Parallel Map-Reduce Pattern
Map-reduce is a common way of solving problems in functional programming. You have a list of items, you iterate through them to process them, and then you take the set and summarize them. We call this map-reduce because the iteration step is mapping values to new values and the summarize step reduces the number of values.
In Raku, map-reduce is a common programming pattern:
my $fibonacci = (1, 1, * + * ... *);
my $double-sum = $fibonacci[^100].grep(*.is-prime).map(* * 2).reduce(* + *);
This creates a Seq
with the sequence
operator. This is the classic Fibonacci sequence. We then take the first 100
elements of Fibonacci, filter out any non-primes, double the primes, and the sum
the values.
That’s a weird operation, but demonstrates the kind of tasks you would perform with the map-reduce pattern. We take a sequence of data (the first 100 elements of the Fibonacci sequence, in this case), we filter the data to keep only the prime numbers, we double the values, and then we add them together to get a final sum.
In this case, the answer is not a difficult calculation and probably
instantaneous, but what if we needed to do that operation for the first 4,000
instead? That will likely take seconds on a typical system today. As the .grep
and .map
must iterate over each value to filter and transform,
there’s no particular reason we have to do those operations sequentially for
every value.1
Raku provides tools that let you parallelize this task in different ways with only a small change. Consider this variation:
my $fibonacci = (1, 1, * + * ... *);
my $double-sum = $fibonacci[^100].race.grep(*.is-prime).map(* * 2).reduce(* + *);
By inserting the .race
at the beginning, we tell Raku to perform the operation
in parallel. It will split the task into parts, run the parts in separate tasks,
which will be scheduled on separate threads. On my system, that operation runs
2-times to 3-times faster than the first.

◇ ◇ ◇ ◇ ◇ ◇ ◇

_Instructions to follow_
Copy the map-reduce page from "In Raku, map-reduce" up to and including "the values.", swapping "classic" for "famous".

◇ ◇ ◇ ◇ ◇ ◇ ◇

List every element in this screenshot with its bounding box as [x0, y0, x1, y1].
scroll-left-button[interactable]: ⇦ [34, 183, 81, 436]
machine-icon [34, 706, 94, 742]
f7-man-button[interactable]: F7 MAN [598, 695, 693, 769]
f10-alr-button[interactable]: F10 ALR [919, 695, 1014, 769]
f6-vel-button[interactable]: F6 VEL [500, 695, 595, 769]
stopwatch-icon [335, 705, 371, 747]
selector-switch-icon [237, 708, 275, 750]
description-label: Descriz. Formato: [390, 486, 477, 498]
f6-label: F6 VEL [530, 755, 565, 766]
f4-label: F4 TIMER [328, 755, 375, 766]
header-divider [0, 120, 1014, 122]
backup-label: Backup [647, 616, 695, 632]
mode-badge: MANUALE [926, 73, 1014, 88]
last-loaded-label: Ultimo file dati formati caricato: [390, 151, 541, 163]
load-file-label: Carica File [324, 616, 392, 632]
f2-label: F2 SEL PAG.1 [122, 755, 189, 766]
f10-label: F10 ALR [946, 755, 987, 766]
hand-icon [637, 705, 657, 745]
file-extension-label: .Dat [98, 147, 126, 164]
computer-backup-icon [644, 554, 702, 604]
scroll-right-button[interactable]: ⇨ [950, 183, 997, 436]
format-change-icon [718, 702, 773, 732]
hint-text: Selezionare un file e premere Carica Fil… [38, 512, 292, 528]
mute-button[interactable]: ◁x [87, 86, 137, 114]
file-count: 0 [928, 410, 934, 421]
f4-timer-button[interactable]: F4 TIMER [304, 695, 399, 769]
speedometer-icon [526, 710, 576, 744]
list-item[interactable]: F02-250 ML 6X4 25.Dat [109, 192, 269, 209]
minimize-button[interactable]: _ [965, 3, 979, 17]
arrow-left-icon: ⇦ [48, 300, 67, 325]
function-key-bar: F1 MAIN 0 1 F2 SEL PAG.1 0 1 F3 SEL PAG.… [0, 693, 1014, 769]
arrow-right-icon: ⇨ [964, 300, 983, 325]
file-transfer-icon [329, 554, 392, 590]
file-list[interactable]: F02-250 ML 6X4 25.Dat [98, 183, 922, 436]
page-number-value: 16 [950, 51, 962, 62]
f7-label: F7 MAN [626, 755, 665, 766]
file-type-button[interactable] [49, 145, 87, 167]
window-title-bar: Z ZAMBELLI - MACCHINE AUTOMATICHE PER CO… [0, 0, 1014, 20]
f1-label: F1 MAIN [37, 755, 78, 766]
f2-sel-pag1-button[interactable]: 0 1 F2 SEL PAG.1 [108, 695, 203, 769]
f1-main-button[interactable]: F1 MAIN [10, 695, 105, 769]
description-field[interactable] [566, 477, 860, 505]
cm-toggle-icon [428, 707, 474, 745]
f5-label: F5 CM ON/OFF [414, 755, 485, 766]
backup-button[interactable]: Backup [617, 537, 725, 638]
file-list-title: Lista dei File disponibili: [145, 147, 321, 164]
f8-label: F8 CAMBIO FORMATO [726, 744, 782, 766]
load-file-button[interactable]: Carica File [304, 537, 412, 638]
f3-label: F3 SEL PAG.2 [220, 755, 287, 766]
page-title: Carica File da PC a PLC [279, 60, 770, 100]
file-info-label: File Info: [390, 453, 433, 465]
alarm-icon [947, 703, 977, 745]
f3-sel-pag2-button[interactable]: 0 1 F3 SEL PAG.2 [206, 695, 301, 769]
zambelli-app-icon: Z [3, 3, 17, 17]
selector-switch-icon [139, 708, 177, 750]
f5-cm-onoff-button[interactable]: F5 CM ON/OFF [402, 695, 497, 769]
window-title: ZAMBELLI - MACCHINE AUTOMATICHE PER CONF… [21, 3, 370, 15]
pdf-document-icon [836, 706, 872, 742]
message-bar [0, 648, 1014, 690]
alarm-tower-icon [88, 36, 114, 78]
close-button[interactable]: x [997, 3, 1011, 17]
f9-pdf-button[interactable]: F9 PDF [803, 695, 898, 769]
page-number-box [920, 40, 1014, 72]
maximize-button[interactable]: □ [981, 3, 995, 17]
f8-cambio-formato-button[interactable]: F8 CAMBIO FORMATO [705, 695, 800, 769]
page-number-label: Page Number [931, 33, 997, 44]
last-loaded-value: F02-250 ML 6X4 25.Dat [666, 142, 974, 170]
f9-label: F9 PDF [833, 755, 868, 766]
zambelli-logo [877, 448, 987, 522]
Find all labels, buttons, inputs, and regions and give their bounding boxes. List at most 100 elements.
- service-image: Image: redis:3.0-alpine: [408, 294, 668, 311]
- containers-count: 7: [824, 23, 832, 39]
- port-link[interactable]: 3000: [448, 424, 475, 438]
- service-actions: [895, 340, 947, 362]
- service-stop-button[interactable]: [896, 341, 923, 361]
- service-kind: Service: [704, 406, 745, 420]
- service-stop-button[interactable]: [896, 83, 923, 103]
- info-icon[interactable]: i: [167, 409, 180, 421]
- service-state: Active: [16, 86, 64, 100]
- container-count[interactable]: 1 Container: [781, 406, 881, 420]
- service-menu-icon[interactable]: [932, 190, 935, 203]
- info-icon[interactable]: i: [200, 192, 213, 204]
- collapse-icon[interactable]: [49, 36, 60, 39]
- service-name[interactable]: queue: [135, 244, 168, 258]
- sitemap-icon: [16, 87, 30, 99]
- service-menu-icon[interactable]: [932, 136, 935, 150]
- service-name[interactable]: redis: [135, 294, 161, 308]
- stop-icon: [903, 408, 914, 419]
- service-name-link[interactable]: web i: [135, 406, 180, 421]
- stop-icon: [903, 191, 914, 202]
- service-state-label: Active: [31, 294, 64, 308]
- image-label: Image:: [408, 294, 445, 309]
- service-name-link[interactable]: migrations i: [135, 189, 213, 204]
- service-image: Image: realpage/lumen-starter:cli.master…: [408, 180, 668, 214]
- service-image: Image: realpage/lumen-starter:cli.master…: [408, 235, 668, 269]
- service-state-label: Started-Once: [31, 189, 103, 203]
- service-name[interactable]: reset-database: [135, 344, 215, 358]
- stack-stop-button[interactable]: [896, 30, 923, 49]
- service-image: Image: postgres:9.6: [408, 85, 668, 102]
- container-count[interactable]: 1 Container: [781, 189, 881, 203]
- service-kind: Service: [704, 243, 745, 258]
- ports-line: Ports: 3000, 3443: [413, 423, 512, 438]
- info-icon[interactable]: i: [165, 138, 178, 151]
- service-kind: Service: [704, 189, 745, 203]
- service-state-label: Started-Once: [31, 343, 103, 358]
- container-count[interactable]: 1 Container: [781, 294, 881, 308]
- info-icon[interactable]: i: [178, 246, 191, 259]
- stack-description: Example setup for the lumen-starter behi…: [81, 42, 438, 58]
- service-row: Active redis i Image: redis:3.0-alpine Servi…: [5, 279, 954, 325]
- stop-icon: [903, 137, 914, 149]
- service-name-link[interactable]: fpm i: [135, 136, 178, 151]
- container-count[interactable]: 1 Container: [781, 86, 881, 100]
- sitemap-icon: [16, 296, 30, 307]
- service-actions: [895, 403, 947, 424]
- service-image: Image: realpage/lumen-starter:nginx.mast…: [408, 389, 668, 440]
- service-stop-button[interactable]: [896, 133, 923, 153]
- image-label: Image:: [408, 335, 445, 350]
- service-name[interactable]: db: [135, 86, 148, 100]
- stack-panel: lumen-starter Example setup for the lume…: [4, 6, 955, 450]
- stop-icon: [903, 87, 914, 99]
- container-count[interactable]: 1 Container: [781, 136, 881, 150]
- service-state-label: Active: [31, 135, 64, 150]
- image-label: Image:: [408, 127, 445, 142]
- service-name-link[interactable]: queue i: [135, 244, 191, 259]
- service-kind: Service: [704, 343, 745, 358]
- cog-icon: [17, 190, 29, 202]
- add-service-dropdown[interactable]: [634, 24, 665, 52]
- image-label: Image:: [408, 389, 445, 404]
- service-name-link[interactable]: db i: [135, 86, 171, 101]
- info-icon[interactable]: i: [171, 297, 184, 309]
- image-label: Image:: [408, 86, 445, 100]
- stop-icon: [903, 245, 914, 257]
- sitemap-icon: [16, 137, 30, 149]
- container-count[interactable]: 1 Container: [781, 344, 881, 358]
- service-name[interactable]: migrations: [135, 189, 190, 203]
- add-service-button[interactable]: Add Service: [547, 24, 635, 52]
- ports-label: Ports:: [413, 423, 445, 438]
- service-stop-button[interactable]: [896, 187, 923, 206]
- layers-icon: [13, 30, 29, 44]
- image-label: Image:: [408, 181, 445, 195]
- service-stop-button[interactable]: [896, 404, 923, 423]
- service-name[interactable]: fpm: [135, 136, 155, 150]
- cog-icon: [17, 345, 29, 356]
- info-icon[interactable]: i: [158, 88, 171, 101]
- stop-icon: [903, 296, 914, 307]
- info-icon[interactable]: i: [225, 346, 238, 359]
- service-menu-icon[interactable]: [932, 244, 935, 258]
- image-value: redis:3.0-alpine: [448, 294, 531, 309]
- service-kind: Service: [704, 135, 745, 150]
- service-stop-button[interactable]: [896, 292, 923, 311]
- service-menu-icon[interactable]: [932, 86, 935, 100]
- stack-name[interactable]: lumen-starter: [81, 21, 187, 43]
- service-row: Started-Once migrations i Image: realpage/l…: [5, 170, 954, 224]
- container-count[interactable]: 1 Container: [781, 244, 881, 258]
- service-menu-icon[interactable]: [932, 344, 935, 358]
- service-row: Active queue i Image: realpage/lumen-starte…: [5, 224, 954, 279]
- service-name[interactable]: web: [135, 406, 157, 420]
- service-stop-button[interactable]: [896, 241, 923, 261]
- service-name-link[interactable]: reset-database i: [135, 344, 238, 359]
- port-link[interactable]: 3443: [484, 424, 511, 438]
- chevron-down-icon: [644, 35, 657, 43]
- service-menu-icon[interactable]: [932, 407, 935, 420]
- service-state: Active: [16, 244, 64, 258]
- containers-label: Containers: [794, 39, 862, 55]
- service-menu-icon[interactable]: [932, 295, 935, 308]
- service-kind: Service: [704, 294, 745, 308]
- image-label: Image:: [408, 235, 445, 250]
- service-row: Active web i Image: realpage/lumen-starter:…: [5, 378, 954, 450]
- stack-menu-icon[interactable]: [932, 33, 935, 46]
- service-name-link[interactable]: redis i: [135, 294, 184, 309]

◇ ◇ ◇ ◇ ◇ ◇ ◇

_Exercise response_
In Raku, map-reduce is a common programming pattern:
my $fibonacci = (1, 1, * + * ... *);
my $double-sum = $fibonacci[^100].grep(*.is-prime).map(* * 2).reduce(* + *);
This creates a Seq
with the sequence
operator. This is the famous Fibonacci sequence. We then take the first 100
elements of Fibonacci, filter out any non-primes, double the primes, and the sum
the values.